:: INSTRUCTIONS ::
• a. In the nEPT violation patch email below, list every person who signed off on the patch, with their email addresses.
• b. Answer these questions from the nEPT violation patch email below:
(i) On what date and at what time was the message sent?
(ii) How many insertions and deletions does the patch make in total?
(iii) Which new field does the patch add to struct kvm_mmu?
• c. Write the next part of the nEPT violation patch, starting after its final line.

(DOCUMENT TEXT Opens)

[PATCH v6 11/15] nEPT: Add nEPT violation/misconfigration support

public inbox for kvm@vger.kernel.org
 help / color / mirror / Atom feed

From: Gleb Natapov <gleb@redhat.com>
To: kvm@vger.kernel.org
Cc: Xiao Guangrong <xiaoguangrong@linux.vnet.ibm.com>,
	Jun Nakajima <jun.nakajima@intel.com>,
	Yang Zhang <yang.z.zhang@intel.com>,
	pbonzini@redhat.com
Subject: [PATCH v6 11/15] nEPT: Add nEPT violation/misconfigration support
Date: Thu,  1 Aug 2013 17:08:33 +0300	[thread overview]
Message-ID: <1375366117-9014-12-git-send-email-gleb@redhat.com> (raw)
In-Reply-To: <1375366117-9014-1-git-send-email-gleb@redhat.com>

From: Yang Zhang <yang.z.zhang@Intel.com>

Inject nEPT fault to L1 guest. This patch is original from Xinhao.

Signed-off-by: Jun Nakajima <jun.nakajima@intel.com>
Signed-off-by: Xinhao Xu <xinhao.xu@intel.com>
Signed-off-by: Yang Zhang <yang.z.zhang@Intel.com>
Signed-off-by: Gleb Natapov <gleb@redhat.com>
---
 arch/x86/include/asm/kvm_host.h |    4 +++
 arch/x86/kvm/mmu.c              |   61 ++++++++++++++++++++++++++++++++-------
 arch/x86/kvm/paging_tmpl.h      |   25 ++++++++++++++--
 arch/x86/kvm/vmx.c              |   19 ++++++++++++
 4 files changed, 95 insertions(+), 14 deletions(-)

diff --git a/arch/x86/include/asm/kvm_host.h b/arch/x86/include/asm/kvm_host.h
index 531f47c..58a17c0 100644
--- a/arch/x86/include/asm/kvm_host.h
+++ b/arch/x86/include/asm/kvm_host.h
@@ -286,6 +286,7 @@ struct kvm_mmu {
 	u64 *pae_root;
 	u64 *lm_root;
 	u64 rsvd_bits_mask[2][4];
+	u64 bad_mt_xwr;
 
 	/*
 	 * Bitmap: bit set = last pte in walk
@@ -512,6 +513,9 @@ struct kvm_vcpu_arch {
 	 * instruction.
 	 */
 	bool write_fault_to_shadow_pgtable;
+
+	/* set at EPT violation at this point */
+	unsigned long exit_qualification;
 };
 
 struct kvm_lpage_info {
diff --git a/arch/x86/kvm/mmu.c b/arch/x86/kvm/mmu.c
index a1f8f7b..81b73bc 100644
--- a/arch/x86/kvm/mmu.c
+++ b/arch/x86/kvm/mmu.c
@@ -3521,6 +3521,8 @@ static void reset_rsvds_bits_mask(struct kvm_vcpu *vcpu,
 	int maxphyaddr = cpuid_maxphyaddr(vcpu);
 	u64 exb_bit_rsvd = 0;
 
+	context->bad_mt_xwr = 0;
+
 	if (!context->nx)

(DOCUMENT TEXT Closes)
(STUDY MATERIAL Opens)

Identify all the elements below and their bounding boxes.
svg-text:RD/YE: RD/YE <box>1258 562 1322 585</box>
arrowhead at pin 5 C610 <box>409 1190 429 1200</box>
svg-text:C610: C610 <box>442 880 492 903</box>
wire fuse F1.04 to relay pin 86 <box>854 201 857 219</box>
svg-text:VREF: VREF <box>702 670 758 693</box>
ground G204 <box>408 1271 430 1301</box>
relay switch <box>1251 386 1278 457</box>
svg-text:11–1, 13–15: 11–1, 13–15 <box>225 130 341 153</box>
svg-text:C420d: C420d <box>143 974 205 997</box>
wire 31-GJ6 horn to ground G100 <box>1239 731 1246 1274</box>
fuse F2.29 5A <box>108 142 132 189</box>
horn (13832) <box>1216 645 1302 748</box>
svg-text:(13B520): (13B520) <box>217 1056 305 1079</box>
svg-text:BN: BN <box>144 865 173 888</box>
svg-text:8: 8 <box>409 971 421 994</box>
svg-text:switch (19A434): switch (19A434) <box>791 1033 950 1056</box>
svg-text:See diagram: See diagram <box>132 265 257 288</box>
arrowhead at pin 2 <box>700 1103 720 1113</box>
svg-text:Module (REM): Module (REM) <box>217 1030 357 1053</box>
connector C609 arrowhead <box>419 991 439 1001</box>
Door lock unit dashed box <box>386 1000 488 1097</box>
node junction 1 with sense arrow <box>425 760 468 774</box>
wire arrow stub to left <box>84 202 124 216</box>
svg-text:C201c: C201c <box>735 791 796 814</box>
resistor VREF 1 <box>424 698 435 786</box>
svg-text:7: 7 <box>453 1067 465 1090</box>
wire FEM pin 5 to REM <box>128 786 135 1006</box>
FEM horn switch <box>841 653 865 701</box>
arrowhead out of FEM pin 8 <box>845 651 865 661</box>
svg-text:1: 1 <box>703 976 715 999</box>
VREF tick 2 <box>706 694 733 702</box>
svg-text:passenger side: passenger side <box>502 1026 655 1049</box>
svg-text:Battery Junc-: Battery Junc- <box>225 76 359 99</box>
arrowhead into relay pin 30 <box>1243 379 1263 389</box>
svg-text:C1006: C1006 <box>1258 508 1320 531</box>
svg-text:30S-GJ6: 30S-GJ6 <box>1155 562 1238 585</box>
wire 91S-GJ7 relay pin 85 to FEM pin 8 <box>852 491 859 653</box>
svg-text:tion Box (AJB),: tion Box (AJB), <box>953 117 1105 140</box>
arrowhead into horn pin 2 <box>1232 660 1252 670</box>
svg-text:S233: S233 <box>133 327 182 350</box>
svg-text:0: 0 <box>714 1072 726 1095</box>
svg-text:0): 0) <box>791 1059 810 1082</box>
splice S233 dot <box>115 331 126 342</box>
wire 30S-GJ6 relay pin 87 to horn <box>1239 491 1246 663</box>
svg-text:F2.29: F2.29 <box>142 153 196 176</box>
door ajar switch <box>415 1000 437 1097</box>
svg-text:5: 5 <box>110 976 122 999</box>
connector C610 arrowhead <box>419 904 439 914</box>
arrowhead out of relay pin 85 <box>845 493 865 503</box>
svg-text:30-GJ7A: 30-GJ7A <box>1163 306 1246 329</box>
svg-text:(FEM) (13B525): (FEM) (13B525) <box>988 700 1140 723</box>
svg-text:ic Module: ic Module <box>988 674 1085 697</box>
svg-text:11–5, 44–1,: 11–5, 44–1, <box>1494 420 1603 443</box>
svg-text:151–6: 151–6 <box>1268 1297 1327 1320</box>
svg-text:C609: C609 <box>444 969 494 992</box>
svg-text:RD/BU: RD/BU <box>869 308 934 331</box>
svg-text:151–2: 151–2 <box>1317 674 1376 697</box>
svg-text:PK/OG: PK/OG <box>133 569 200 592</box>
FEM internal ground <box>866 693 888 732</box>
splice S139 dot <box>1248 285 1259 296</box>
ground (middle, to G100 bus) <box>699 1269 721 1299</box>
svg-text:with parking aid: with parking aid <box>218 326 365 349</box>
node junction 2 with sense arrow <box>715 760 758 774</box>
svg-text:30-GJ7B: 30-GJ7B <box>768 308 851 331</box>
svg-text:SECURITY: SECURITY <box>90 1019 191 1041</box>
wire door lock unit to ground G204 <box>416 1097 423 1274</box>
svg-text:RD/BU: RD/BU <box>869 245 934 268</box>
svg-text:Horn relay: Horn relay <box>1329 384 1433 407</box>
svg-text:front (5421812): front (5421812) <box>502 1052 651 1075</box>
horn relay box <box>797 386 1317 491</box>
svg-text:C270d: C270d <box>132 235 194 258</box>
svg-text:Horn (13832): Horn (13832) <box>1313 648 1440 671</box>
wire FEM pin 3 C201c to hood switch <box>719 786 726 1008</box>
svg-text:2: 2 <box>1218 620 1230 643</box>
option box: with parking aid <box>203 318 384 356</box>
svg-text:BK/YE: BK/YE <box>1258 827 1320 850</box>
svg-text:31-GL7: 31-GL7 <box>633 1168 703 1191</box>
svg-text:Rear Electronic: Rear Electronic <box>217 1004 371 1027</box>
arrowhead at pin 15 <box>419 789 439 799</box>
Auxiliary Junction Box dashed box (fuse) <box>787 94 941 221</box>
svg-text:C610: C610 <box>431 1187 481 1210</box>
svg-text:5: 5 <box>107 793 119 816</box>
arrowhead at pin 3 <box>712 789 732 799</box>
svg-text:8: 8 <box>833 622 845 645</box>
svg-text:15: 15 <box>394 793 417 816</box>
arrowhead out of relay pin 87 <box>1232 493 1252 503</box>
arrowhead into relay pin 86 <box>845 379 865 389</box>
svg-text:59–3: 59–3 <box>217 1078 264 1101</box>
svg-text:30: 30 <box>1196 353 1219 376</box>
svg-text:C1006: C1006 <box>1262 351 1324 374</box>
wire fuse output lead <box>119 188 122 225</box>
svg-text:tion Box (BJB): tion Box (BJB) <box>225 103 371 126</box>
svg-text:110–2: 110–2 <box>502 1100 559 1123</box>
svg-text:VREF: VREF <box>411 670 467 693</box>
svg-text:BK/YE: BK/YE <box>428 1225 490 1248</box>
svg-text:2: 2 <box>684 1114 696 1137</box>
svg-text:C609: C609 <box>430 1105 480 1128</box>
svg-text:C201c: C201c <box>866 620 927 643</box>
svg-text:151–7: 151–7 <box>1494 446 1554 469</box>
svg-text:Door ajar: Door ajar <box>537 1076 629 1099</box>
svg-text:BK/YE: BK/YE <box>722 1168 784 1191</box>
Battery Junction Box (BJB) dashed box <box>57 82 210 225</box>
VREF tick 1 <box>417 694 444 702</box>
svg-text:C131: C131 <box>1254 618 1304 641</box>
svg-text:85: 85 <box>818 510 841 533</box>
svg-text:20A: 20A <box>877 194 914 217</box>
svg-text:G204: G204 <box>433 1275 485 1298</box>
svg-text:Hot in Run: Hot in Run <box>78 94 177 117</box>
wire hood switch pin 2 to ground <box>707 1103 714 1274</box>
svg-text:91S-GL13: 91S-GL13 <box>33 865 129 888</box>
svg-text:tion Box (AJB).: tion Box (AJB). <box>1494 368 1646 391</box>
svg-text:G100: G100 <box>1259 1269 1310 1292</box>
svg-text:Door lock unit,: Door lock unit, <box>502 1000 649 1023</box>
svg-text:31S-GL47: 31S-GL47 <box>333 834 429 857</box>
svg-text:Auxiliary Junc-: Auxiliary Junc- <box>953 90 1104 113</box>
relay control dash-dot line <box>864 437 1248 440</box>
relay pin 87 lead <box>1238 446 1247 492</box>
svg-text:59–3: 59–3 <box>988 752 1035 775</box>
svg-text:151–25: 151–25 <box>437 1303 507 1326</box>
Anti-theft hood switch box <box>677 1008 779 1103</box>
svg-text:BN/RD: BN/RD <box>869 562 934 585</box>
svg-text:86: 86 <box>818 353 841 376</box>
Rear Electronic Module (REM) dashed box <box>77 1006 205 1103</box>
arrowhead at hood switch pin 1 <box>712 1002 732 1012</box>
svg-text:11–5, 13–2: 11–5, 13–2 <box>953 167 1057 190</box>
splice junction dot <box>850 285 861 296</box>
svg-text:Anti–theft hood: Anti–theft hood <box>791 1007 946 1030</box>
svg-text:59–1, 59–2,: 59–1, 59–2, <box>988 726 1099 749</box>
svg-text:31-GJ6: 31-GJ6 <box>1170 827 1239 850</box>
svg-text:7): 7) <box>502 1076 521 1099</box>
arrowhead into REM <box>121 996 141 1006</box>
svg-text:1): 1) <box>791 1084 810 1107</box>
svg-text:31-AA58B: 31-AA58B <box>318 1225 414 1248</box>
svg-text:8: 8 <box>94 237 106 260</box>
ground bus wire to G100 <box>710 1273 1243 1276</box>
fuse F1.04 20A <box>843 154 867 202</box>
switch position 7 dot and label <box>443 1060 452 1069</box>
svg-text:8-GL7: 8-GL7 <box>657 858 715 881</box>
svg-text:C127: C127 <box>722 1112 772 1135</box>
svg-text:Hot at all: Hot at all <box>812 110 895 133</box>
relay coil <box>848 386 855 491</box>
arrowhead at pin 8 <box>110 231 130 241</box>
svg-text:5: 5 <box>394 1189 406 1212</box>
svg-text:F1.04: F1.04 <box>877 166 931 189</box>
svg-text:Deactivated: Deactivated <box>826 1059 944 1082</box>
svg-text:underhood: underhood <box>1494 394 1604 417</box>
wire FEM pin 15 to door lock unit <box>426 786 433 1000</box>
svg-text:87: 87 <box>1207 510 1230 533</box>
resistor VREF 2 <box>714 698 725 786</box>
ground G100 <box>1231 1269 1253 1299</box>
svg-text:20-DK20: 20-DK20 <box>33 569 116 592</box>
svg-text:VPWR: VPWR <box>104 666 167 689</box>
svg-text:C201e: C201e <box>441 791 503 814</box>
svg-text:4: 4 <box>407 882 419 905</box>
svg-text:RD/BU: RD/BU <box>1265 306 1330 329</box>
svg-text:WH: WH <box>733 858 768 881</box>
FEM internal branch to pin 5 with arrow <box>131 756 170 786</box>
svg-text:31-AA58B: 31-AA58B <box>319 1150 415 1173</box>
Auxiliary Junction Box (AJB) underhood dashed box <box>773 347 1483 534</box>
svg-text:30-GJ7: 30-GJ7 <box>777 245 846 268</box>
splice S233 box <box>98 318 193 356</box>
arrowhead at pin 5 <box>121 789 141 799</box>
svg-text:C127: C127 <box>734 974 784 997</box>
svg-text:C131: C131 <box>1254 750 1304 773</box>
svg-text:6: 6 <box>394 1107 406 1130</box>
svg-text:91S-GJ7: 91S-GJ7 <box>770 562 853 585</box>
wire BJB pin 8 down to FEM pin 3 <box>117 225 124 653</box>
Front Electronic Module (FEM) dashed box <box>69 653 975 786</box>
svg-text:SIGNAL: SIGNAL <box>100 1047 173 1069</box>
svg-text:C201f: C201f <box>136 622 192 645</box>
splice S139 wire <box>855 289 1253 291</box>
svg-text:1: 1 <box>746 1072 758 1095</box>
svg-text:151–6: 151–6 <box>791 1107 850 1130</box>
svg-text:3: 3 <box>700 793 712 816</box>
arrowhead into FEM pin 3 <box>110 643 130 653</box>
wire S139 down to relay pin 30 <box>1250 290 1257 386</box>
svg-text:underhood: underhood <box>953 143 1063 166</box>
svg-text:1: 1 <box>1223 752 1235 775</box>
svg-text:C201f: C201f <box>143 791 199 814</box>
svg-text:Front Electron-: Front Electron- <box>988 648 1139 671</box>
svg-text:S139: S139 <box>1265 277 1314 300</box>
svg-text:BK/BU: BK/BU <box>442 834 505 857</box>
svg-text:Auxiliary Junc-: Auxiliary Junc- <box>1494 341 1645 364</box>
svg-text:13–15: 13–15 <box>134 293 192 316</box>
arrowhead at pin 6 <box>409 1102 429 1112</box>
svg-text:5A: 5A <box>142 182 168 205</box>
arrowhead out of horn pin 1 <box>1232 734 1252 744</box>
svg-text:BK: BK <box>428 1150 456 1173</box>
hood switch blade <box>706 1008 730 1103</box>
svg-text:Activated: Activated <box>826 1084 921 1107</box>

(STUDY MATERIAL Closes)

:: ANSWERS TO THIS EXERCISE ::
• a.
Jun Nakajima <jun.nakajima@intel.com>
Xinhao Xu <xinhao.xu@intel.com>
Yang Zhang <yang.z.zhang@Intel.com>
Gleb Natapov <gleb@redhat.com>

• b.
(i) Thu, 1 Aug 2013, 17:08:33 +0300
(ii) 95 insertions and 14 deletions
(iii) u64 bad_mt_xwr

• c.
 		exb_bit_rsvd = rsvd_bits(63, 63);
 	switch (context->root_level) {
@@ -3576,7 +3578,40 @@ static void reset_rsvds_bits_mask(struct kvm_vcpu *vcpu,
 	}
 }
 
-static void update_permission_bitmask(struct kvm_vcpu *vcpu, struct kvm_mmu *mmu)
+static void reset_rsvds_bits_mask_ept(struct kvm_vcpu *vcpu,
+		struct kvm_mmu *context, bool execonly)
+{
+	int maxphyaddr = cpuid_maxphyaddr(vcpu);
+	int pte;
+
+	context->rsvd_bits_mask[0][3] =
+		rsvd_bits(maxphyaddr, 51) | rsvd_bits(3, 7);
+	context->rsvd_bits_mask[0][2] =
+		rsvd_bits(maxphyaddr, 51) | rsvd_bits(3, 6);
+	context->rsvd_bits_mask[0][1] =
+		rsvd_bits(maxphyaddr, 51) | rsvd_bits(3, 6);
+	context->rsvd_bits_mask[0][0] = rsvd_bits(maxphyaddr, 51);
+
+	/* large page */
+	context->rsvd_bits_mask[1][3] = context->rsvd_bits_mask[0][3];
+	context->rsvd_bits_mask[1][2] =
+		rsvd_bits(maxphyaddr, 51) | rsvd_bits(12, 29);
+	context->rsvd_bits_mask[1][1] =
+		rsvd_bits(maxphyaddr, 51) | rsvd_bits(12, 20);
+	context->rsvd_bits_mask[1][0] = context->rsvd_bits_mask[0][0];
+	
+	for (pte = 0; pte < 64; pte++) {
+		int rwx_bits = pte & 7;
+		int mt = pte >> 3;
+		if (mt == 0x2 || mt == 0x3 || mt == 0x7 ||
+				rwx_bits == 0x2 || rwx_bits == 0x6 ||
+				(rwx_bits == 0x4 && !execonly))
+			context->bad_mt_xwr |= (1ull << pte);
+	}
+}
+
+static void update_permission_bitmask(struct kvm_vcpu *vcpu,
+		struct kvm_mmu *mmu, bool ept)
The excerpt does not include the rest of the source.